| Stated task |
Select, from the data, each line where "black" occurs.

| Provided records |
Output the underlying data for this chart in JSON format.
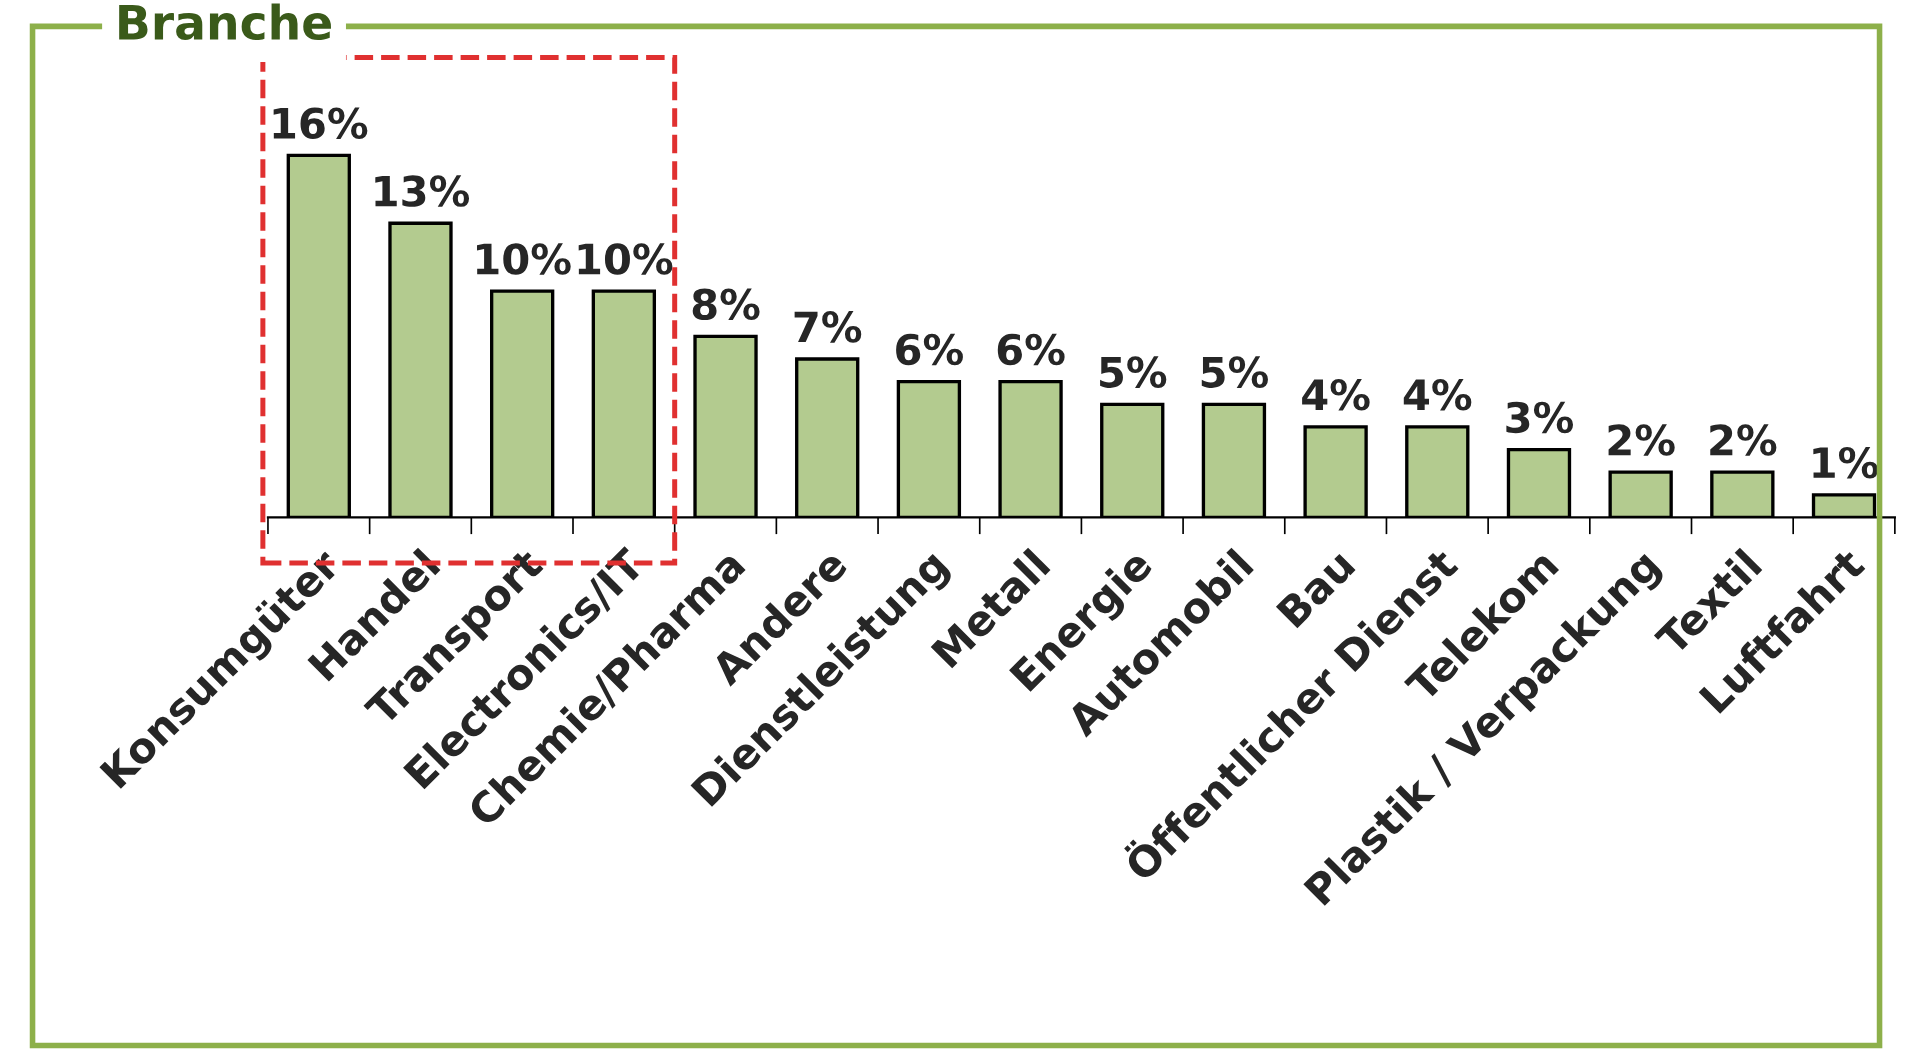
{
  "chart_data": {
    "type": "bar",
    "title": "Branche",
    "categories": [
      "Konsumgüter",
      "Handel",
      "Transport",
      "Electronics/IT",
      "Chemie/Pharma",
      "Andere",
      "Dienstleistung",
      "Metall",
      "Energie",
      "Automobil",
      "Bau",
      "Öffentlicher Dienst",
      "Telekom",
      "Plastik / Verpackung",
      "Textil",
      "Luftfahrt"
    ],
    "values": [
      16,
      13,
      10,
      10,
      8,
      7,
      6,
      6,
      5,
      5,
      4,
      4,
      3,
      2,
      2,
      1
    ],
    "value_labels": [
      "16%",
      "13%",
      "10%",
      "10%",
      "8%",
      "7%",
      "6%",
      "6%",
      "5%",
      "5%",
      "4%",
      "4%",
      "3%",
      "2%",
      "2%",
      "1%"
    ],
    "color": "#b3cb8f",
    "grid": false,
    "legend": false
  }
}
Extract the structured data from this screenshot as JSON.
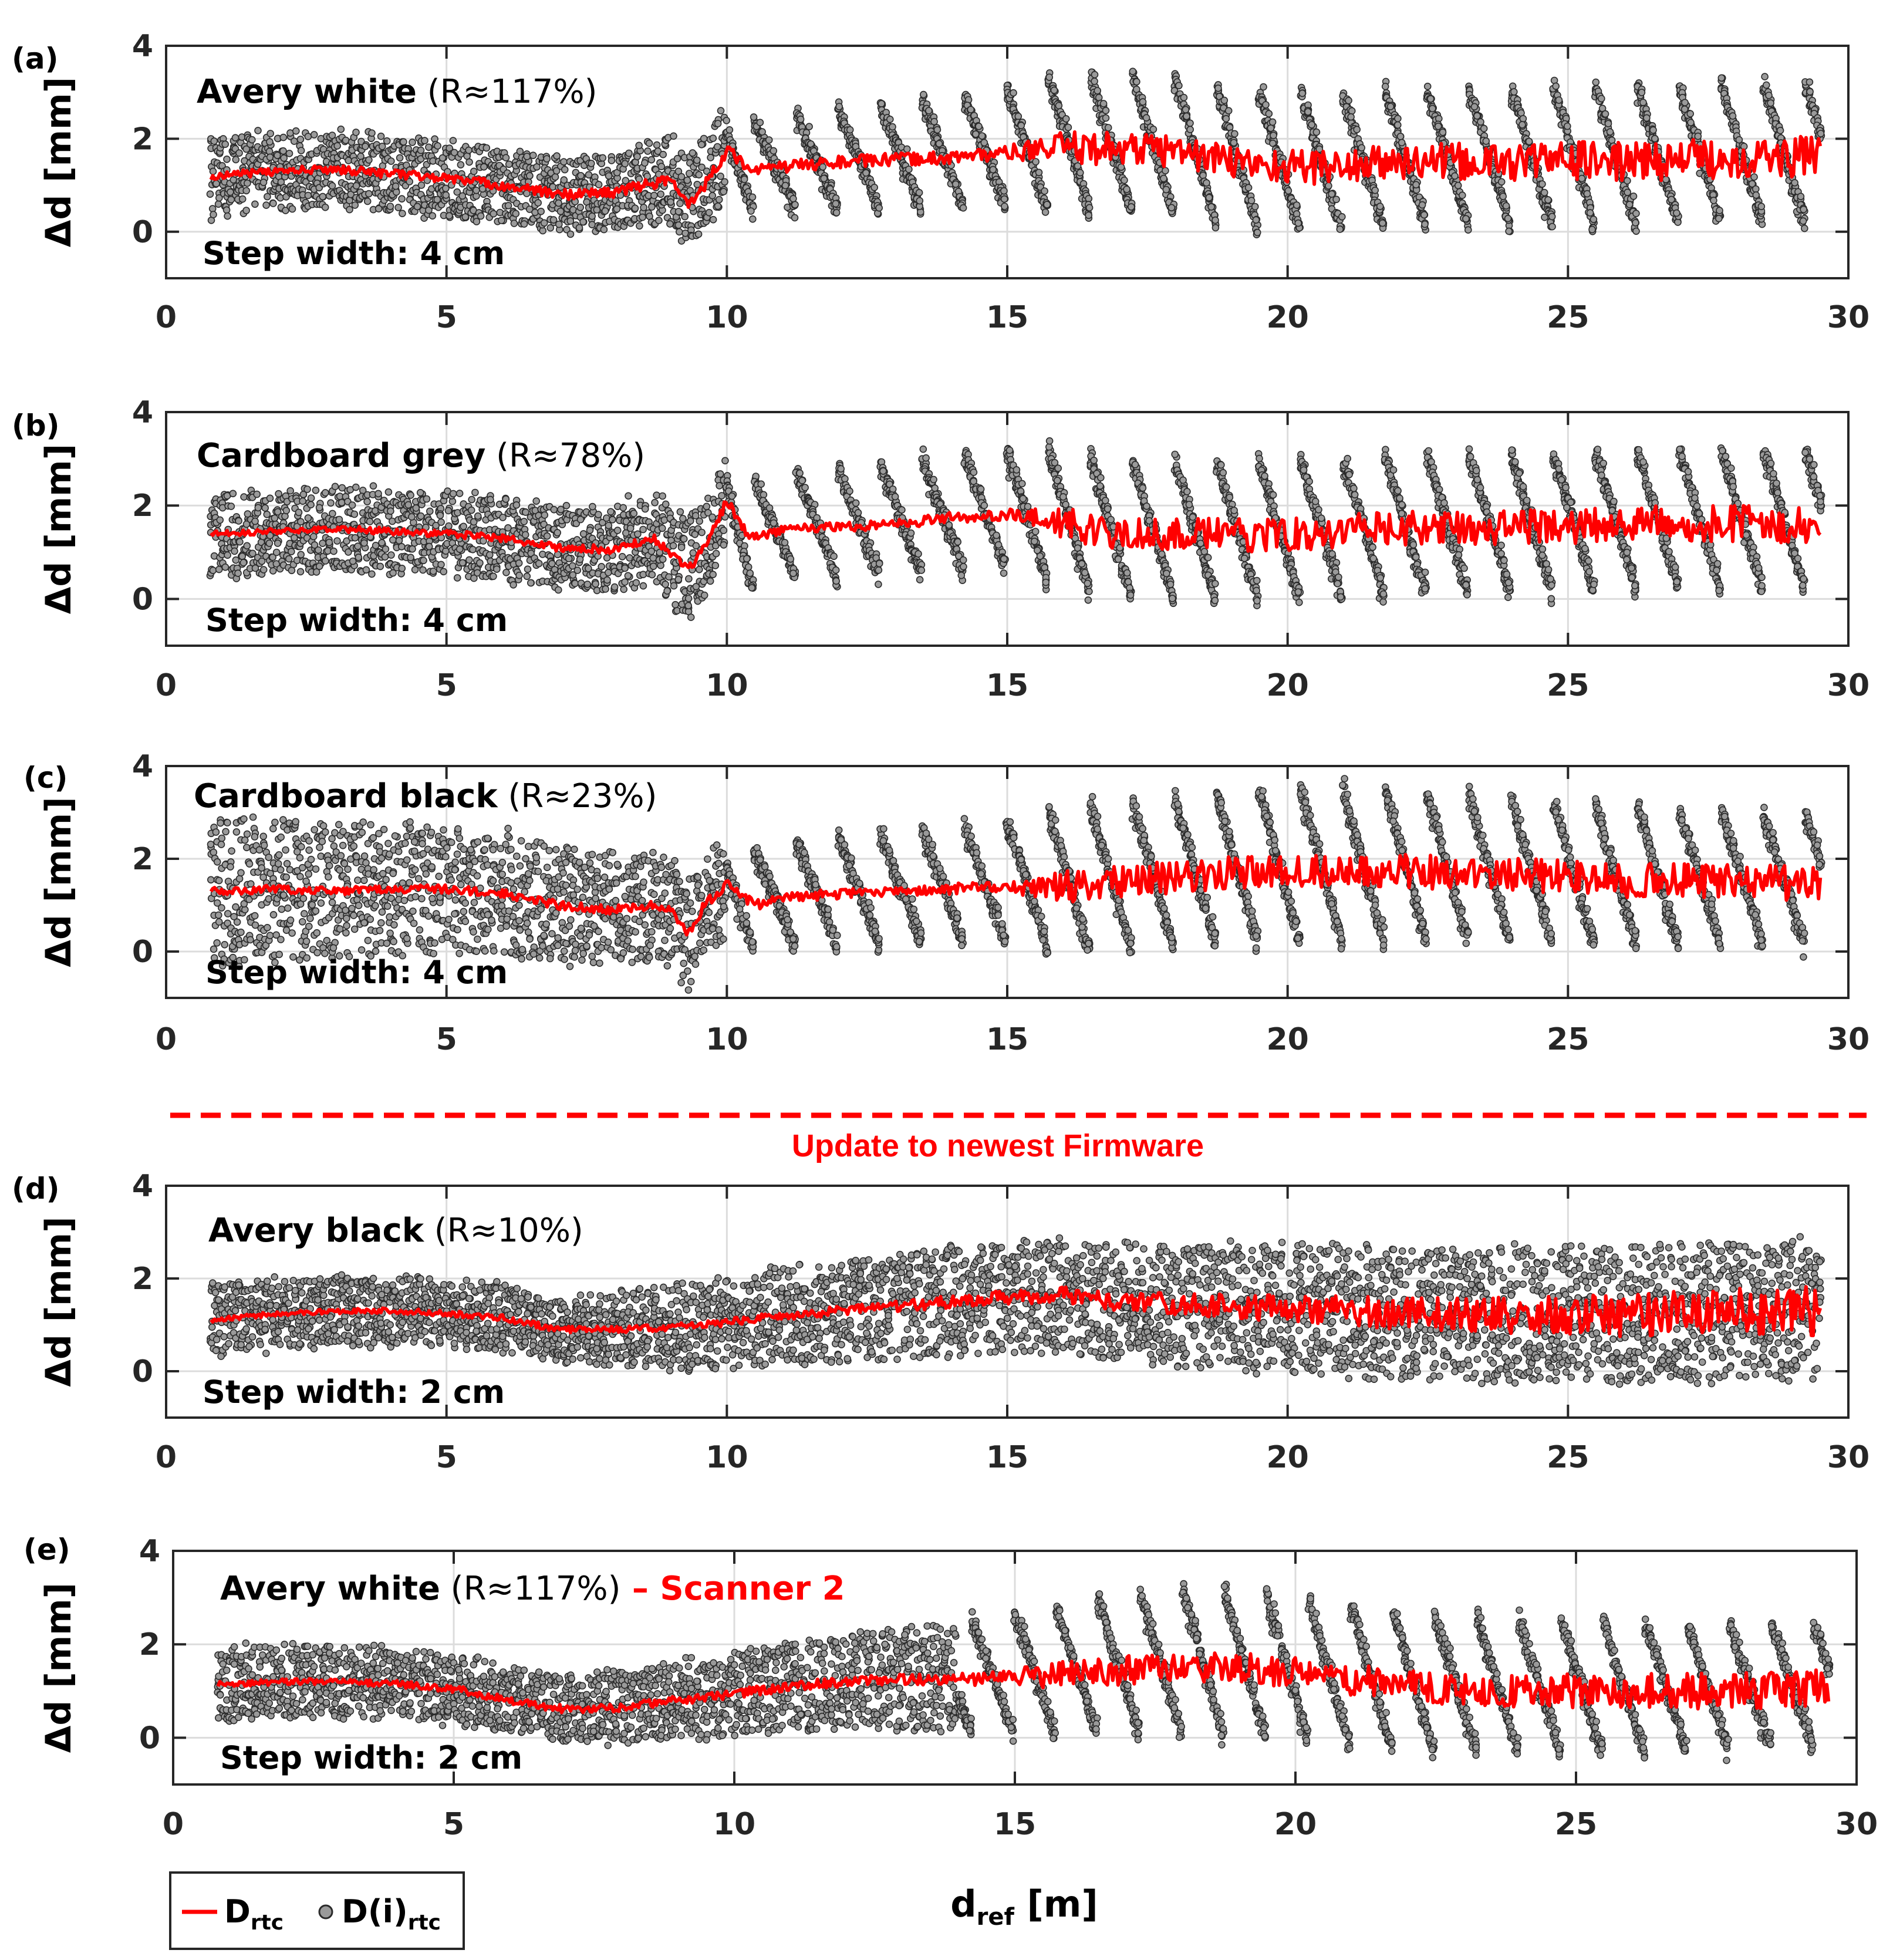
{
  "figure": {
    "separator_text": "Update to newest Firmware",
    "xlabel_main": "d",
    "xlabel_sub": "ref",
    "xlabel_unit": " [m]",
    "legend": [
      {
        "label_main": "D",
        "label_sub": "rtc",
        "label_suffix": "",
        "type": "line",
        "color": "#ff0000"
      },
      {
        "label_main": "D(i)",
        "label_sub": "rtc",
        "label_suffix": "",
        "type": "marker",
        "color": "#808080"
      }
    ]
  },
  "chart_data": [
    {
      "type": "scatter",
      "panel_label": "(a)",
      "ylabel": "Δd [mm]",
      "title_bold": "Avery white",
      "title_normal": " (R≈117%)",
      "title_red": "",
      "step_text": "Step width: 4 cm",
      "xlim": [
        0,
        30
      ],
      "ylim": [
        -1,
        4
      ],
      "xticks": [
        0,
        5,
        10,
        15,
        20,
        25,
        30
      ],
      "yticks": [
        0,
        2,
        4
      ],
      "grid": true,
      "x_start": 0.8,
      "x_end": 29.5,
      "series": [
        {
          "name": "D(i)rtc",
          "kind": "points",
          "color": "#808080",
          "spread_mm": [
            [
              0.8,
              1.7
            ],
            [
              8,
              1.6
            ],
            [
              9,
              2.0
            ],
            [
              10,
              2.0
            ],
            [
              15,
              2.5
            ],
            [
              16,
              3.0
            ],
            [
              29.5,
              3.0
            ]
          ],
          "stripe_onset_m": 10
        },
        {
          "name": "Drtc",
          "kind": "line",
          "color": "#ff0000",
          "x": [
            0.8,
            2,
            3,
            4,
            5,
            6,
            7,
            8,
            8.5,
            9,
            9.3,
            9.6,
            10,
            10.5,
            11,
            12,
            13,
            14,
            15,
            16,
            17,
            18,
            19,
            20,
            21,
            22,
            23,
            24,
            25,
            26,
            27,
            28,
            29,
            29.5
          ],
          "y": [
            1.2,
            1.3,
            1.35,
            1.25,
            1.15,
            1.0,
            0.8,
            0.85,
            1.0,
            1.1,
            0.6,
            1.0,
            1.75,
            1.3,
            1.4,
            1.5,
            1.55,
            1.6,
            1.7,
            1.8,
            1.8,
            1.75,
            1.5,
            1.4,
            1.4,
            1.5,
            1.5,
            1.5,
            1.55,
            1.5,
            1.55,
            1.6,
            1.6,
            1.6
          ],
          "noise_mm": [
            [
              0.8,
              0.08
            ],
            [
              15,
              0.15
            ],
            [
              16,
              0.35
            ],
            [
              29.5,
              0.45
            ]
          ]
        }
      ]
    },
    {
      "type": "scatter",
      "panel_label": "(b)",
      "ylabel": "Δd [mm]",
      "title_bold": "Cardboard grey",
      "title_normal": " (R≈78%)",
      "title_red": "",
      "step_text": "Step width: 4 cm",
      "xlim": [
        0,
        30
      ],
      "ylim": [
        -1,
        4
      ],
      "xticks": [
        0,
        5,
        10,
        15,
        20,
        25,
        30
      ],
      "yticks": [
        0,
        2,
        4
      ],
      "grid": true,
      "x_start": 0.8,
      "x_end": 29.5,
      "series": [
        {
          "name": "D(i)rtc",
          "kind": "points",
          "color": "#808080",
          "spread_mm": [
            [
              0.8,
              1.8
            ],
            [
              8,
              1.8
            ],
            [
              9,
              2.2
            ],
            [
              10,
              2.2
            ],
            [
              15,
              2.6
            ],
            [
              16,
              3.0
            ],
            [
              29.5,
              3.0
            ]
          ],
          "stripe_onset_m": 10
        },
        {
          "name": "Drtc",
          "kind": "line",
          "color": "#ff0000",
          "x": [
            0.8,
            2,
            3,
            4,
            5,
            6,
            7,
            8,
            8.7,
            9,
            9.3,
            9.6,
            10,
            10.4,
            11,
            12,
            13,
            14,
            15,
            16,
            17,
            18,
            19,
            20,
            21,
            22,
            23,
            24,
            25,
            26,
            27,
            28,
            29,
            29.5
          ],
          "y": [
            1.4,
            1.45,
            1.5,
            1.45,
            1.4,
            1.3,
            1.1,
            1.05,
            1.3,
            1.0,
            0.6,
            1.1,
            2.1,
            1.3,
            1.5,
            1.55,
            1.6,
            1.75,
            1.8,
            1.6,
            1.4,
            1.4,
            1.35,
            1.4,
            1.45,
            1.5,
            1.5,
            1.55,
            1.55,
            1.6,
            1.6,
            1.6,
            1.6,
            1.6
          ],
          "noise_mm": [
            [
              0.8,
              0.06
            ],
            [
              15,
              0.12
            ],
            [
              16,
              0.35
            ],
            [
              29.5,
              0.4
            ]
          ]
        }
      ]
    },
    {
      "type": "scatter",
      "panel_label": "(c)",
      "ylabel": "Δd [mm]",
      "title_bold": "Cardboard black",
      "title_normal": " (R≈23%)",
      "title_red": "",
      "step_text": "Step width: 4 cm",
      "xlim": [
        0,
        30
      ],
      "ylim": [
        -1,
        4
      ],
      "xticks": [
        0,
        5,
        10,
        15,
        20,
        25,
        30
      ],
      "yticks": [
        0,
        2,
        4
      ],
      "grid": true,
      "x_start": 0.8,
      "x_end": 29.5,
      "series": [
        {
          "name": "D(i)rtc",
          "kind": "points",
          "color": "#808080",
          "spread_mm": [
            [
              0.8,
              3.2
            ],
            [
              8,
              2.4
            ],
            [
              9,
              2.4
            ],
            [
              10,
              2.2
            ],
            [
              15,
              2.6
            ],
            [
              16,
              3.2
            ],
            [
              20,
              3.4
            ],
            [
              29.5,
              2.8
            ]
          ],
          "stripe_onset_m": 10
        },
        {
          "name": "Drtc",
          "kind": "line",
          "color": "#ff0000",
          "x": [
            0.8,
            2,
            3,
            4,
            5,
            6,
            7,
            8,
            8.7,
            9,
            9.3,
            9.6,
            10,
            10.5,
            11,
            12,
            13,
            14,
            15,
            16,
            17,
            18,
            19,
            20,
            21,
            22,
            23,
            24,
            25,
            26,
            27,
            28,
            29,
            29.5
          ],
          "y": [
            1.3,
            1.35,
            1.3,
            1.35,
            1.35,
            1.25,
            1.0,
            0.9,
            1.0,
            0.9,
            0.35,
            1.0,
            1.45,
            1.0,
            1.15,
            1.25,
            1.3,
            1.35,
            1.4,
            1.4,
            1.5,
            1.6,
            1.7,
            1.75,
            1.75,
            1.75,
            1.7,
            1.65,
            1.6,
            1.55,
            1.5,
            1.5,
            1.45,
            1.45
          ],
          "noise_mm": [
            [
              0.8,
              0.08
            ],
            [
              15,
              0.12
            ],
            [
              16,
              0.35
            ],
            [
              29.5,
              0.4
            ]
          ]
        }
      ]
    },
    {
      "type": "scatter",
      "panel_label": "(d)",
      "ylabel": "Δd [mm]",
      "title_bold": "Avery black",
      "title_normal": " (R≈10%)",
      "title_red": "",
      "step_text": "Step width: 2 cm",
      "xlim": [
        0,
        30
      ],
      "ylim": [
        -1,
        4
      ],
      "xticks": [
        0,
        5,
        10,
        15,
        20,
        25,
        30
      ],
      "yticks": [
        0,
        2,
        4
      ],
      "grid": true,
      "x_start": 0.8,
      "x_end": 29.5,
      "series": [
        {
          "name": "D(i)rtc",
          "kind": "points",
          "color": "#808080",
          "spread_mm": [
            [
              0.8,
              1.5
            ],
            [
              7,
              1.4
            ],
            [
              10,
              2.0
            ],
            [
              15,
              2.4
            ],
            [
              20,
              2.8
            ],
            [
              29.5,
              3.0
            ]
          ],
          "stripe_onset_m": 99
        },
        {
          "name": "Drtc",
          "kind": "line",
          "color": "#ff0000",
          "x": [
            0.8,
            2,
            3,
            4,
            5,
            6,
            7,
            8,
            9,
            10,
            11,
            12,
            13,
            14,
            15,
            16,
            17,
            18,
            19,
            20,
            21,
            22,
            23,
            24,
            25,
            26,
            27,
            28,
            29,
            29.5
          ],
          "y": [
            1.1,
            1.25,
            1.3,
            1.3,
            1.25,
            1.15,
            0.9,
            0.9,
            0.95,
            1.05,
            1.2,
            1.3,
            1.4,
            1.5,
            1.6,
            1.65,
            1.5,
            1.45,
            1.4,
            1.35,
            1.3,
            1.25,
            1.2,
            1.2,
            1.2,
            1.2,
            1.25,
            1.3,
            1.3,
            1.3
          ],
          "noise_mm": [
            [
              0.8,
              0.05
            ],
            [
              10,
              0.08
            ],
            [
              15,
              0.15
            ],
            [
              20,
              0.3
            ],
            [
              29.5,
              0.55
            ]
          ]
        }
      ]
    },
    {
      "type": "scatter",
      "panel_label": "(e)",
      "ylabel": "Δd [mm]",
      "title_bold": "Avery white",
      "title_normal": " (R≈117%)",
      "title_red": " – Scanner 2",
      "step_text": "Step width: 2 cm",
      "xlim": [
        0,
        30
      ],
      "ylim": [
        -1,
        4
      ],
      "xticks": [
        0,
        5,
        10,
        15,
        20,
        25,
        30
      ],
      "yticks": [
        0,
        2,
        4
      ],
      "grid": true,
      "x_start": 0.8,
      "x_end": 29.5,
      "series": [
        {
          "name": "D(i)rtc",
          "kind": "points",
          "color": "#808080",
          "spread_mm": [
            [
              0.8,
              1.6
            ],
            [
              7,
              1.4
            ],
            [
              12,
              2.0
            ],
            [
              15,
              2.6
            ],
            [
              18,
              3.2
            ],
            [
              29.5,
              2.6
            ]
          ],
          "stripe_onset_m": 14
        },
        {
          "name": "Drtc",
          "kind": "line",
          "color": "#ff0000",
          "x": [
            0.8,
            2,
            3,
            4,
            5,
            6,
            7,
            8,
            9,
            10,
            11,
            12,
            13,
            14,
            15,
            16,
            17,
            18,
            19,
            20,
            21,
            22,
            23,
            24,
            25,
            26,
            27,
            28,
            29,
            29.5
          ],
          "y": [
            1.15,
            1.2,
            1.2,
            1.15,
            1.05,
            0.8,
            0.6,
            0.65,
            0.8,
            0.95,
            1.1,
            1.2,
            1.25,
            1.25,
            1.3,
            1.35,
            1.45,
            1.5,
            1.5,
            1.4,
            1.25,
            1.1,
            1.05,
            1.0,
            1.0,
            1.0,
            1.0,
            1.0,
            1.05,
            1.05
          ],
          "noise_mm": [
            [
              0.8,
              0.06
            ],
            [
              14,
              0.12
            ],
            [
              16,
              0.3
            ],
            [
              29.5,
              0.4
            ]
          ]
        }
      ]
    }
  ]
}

| The response |
      "title_bold": "Cardboard black",
      "title_bold": "Avery black",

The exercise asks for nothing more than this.